TASK TO CARRY OUT:
Below are records; count the lines in them that hold "this" and give only the count.

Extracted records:
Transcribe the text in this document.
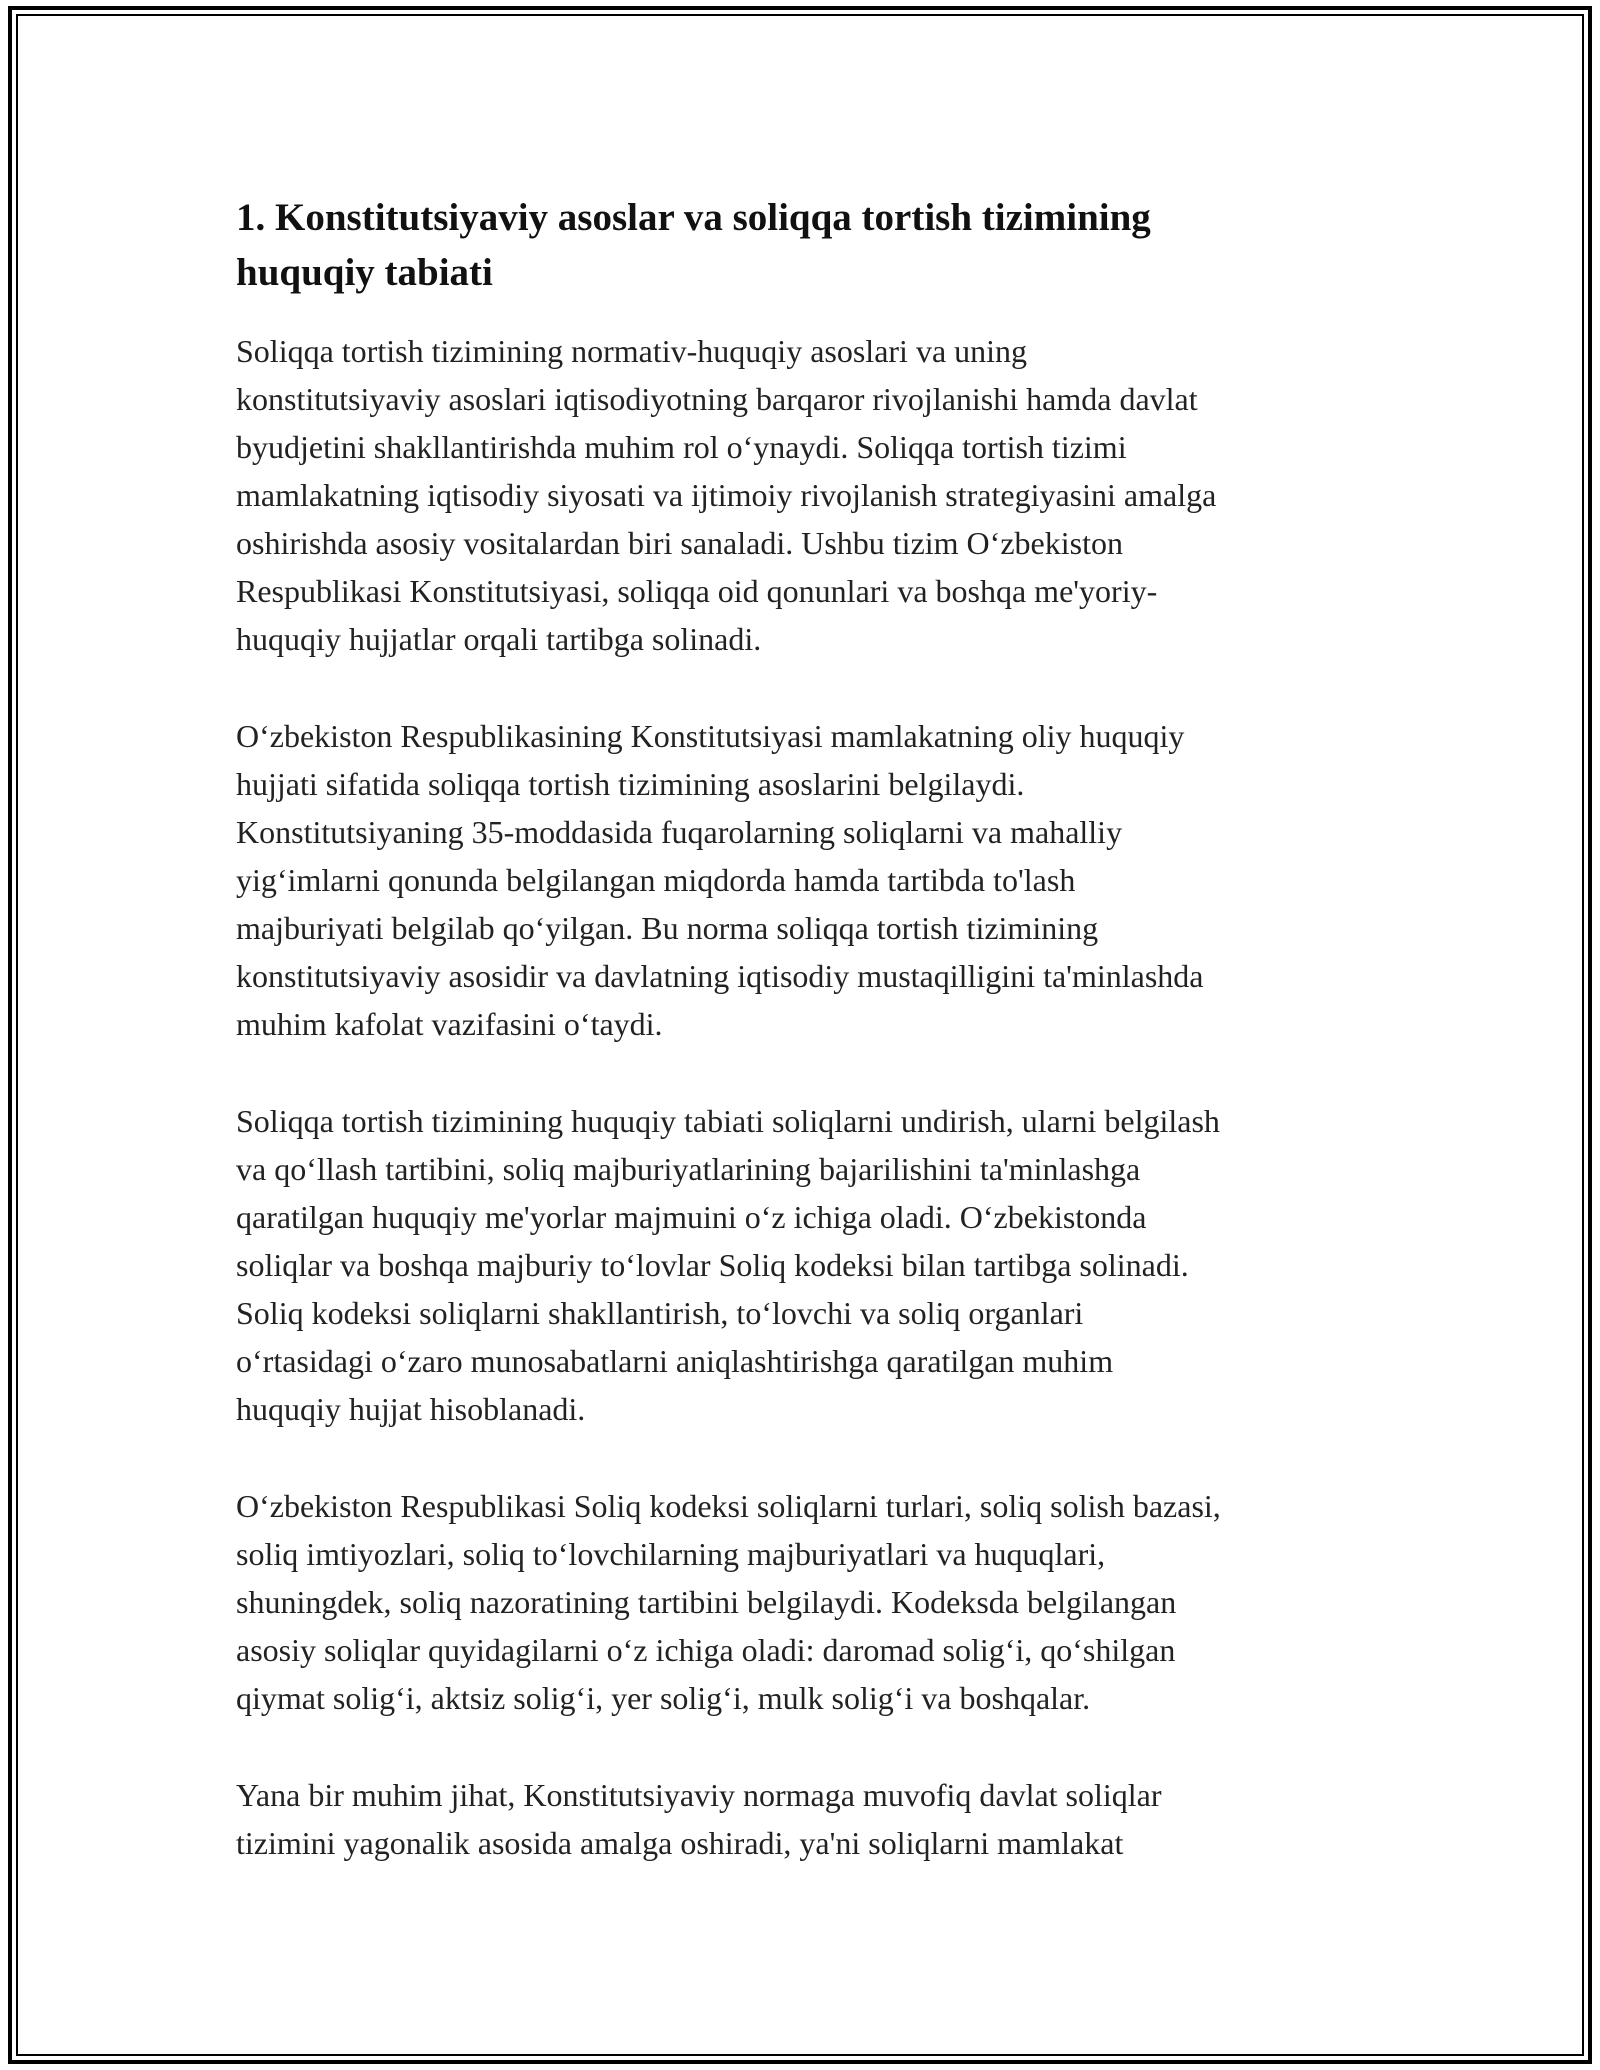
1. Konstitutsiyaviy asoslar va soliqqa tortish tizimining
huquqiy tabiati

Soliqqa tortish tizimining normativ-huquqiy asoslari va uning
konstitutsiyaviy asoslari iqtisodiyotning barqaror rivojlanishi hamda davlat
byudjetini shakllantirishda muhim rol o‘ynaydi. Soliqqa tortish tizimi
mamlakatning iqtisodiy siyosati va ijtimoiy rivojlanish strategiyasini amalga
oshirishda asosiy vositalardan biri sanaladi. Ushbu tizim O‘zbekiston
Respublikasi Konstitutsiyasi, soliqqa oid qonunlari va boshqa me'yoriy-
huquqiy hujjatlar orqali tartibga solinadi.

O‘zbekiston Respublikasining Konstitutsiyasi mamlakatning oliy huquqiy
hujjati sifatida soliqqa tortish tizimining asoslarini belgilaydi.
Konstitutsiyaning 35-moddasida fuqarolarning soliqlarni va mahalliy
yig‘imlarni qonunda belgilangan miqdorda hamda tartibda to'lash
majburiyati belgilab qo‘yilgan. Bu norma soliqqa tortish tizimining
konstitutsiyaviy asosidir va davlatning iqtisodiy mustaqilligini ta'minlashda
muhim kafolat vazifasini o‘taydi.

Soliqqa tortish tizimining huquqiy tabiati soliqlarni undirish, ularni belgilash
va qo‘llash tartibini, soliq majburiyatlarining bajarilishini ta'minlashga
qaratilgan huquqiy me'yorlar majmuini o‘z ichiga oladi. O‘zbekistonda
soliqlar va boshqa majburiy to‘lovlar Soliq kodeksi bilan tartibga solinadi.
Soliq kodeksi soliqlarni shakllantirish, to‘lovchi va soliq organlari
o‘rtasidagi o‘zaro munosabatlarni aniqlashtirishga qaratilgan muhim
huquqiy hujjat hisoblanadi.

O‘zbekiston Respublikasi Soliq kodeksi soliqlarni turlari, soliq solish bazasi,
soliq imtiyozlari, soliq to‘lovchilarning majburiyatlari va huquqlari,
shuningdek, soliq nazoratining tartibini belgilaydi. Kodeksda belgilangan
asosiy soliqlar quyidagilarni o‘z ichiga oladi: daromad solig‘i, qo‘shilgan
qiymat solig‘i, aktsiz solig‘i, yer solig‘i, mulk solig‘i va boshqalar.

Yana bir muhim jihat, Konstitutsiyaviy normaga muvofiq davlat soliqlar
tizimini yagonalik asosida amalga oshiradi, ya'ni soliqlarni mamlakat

---

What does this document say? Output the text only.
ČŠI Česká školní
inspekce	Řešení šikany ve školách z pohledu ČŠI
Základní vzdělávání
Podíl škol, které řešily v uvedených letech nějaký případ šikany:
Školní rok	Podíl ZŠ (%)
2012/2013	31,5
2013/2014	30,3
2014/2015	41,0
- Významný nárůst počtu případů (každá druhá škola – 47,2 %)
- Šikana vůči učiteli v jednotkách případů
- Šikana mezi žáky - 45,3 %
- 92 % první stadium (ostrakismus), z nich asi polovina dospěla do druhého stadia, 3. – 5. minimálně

REPLY:
2